### Work to be completed
Nothing in the records may be left out or altered; reproduce them all exactly.

### The input
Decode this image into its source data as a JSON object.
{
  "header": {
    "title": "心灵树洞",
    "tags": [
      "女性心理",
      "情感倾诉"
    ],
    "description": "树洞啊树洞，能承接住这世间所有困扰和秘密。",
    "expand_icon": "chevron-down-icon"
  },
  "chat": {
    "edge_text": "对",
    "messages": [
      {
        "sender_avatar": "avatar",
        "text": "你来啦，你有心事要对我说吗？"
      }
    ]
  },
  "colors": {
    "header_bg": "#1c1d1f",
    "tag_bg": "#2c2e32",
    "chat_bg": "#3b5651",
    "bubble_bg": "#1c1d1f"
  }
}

### Full response
Decode this image into its source data as a JSON object.
{
  "header": {
    "title": "心灵树洞",
    "tags": [
      "女性心理",
      "情感倾诉"
    ],
    "description": "树洞啊树洞，能承接住这世间所有困扰和秘密。",
    "expand_icon": "chevron-down-icon"
  },
  "chat": {
    "edge_text": "对",
    "messages": [
      {
        "sender_avatar": "avatar",
        "text": "你来啦，你有心事要对我说吗？"
      }
    ]
  },
  "colors": {
    "header_bg": "#1c1d1f",
    "tag_bg": "#2c2e32",
    "chat_bg": "#3b5651",
    "bubble_bg": "#1c1d1f"
  }
}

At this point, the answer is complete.